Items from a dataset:
● ● ● ●
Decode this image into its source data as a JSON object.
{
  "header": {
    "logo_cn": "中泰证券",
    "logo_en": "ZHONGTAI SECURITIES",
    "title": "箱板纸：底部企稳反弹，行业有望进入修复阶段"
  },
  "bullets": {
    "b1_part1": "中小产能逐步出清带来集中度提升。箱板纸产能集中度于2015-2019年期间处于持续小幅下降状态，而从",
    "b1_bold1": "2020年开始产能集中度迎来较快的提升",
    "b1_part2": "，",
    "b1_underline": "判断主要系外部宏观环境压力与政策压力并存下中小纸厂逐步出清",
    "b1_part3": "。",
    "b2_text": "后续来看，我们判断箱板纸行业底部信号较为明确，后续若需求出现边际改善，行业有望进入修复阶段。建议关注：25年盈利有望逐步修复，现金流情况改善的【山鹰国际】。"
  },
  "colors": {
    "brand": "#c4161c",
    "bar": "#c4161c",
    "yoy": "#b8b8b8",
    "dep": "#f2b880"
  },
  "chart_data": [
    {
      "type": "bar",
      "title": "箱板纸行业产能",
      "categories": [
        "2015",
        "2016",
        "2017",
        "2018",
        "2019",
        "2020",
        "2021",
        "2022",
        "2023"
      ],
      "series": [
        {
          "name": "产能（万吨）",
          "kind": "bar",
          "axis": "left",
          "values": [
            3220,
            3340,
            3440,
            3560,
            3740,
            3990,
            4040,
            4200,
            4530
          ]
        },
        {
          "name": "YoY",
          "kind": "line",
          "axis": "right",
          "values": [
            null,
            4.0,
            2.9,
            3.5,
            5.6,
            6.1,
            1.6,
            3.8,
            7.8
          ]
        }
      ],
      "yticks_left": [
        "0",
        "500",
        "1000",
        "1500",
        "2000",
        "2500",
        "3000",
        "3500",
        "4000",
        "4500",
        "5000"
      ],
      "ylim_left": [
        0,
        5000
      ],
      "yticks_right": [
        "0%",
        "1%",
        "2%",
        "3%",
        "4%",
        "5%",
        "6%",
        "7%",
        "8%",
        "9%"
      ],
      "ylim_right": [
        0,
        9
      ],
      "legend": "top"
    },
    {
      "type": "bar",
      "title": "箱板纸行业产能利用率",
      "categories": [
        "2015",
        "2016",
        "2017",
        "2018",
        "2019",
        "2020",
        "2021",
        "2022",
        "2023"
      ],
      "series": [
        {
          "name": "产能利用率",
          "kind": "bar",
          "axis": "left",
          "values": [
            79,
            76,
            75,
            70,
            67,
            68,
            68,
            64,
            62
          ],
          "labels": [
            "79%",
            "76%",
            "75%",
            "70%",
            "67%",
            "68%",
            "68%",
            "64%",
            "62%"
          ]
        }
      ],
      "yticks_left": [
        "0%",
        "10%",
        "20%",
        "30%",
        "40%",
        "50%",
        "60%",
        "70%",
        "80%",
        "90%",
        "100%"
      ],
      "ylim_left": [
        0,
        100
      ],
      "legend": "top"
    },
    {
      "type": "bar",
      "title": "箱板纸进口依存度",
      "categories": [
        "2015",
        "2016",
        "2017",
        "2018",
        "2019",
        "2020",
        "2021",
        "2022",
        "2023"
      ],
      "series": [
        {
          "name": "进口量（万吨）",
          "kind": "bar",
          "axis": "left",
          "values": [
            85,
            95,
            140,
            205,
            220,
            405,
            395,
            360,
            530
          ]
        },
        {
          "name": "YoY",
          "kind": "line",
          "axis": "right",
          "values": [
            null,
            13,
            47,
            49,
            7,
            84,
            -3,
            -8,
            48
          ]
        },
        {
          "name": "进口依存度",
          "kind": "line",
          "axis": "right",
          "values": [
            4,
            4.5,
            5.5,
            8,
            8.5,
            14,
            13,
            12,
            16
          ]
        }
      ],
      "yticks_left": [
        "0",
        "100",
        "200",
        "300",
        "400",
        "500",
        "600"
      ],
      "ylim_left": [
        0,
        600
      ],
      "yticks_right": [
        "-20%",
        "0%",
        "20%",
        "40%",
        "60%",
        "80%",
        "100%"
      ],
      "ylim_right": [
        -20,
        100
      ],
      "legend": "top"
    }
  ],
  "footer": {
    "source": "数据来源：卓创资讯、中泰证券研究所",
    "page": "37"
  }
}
● ● ● ●
Task details:
Transcribe the whole listing exactly.

Exercise result:
Decode this image into its source data as a JSON object.
{
  "header": {
    "logo_cn": "中泰证券",
    "logo_en": "ZHONGTAI SECURITIES",
    "title": "箱板纸：底部企稳反弹，行业有望进入修复阶段"
  },
  "bullets": {
    "b1_part1": "中小产能逐步出清带来集中度提升。箱板纸产能集中度于2015-2019年期间处于持续小幅下降状态，而从",
    "b1_bold1": "2020年开始产能集中度迎来较快的提升",
    "b1_part2": "，",
    "b1_underline": "判断主要系外部宏观环境压力与政策压力并存下中小纸厂逐步出清",
    "b1_part3": "。",
    "b2_text": "后续来看，我们判断箱板纸行业底部信号较为明确，后续若需求出现边际改善，行业有望进入修复阶段。建议关注：25年盈利有望逐步修复，现金流情况改善的【山鹰国际】。"
  },
  "colors": {
    "brand": "#c4161c",
    "bar": "#c4161c",
    "yoy": "#b8b8b8",
    "dep": "#f2b880"
  },
  "chart_data": [
    {
      "type": "bar",
      "title": "箱板纸行业产能",
      "categories": [
        "2015",
        "2016",
        "2017",
        "2018",
        "2019",
        "2020",
        "2021",
        "2022",
        "2023"
      ],
      "series": [
        {
          "name": "产能（万吨）",
          "kind": "bar",
          "axis": "left",
          "values": [
            3220,
            3340,
            3440,
            3560,
            3740,
            3990,
            4040,
            4200,
            4530
          ]
        },
        {
          "name": "YoY",
          "kind": "line",
          "axis": "right",
          "values": [
            null,
            4.0,
            2.9,
            3.5,
            5.6,
            6.1,
            1.6,
            3.8,
            7.8
          ]
        }
      ],
      "yticks_left": [
        "0",
        "500",
        "1000",
        "1500",
        "2000",
        "2500",
        "3000",
        "3500",
        "4000",
        "4500",
        "5000"
      ],
      "ylim_left": [
        0,
        5000
      ],
      "yticks_right": [
        "0%",
        "1%",
        "2%",
        "3%",
        "4%",
        "5%",
        "6%",
        "7%",
        "8%",
        "9%"
      ],
      "ylim_right": [
        0,
        9
      ],
      "legend": "top"
    },
    {
      "type": "bar",
      "title": "箱板纸行业产能利用率",
      "categories": [
        "2015",
        "2016",
        "2017",
        "2018",
        "2019",
        "2020",
        "2021",
        "2022",
        "2023"
      ],
      "series": [
        {
          "name": "产能利用率",
          "kind": "bar",
          "axis": "left",
          "values": [
            79,
            76,
            75,
            70,
            67,
            68,
            68,
            64,
            62
          ],
          "labels": [
            "79%",
            "76%",
            "75%",
            "70%",
            "67%",
            "68%",
            "68%",
            "64%",
            "62%"
          ]
        }
      ],
      "yticks_left": [
        "0%",
        "10%",
        "20%",
        "30%",
        "40%",
        "50%",
        "60%",
        "70%",
        "80%",
        "90%",
        "100%"
      ],
      "ylim_left": [
        0,
        100
      ],
      "legend": "top"
    },
    {
      "type": "bar",
      "title": "箱板纸进口依存度",
      "categories": [
        "2015",
        "2016",
        "2017",
        "2018",
        "2019",
        "2020",
        "2021",
        "2022",
        "2023"
      ],
      "series": [
        {
          "name": "进口量（万吨）",
          "kind": "bar",
          "axis": "left",
          "values": [
            85,
            95,
            140,
            205,
            220,
            405,
            395,
            360,
            530
          ]
        },
        {
          "name": "YoY",
          "kind": "line",
          "axis": "right",
          "values": [
            null,
            13,
            47,
            49,
            7,
            84,
            -3,
            -8,
            48
          ]
        },
        {
          "name": "进口依存度",
          "kind": "line",
          "axis": "right",
          "values": [
            4,
            4.5,
            5.5,
            8,
            8.5,
            14,
            13,
            12,
            16
          ]
        }
      ],
      "yticks_left": [
        "0",
        "100",
        "200",
        "300",
        "400",
        "500",
        "600"
      ],
      "ylim_left": [
        0,
        600
      ],
      "yticks_right": [
        "-20%",
        "0%",
        "20%",
        "40%",
        "60%",
        "80%",
        "100%"
      ],
      "ylim_right": [
        -20,
        100
      ],
      "legend": "top"
    }
  ],
  "footer": {
    "source": "数据来源：卓创资讯、中泰证券研究所",
    "page": "37"
  }
}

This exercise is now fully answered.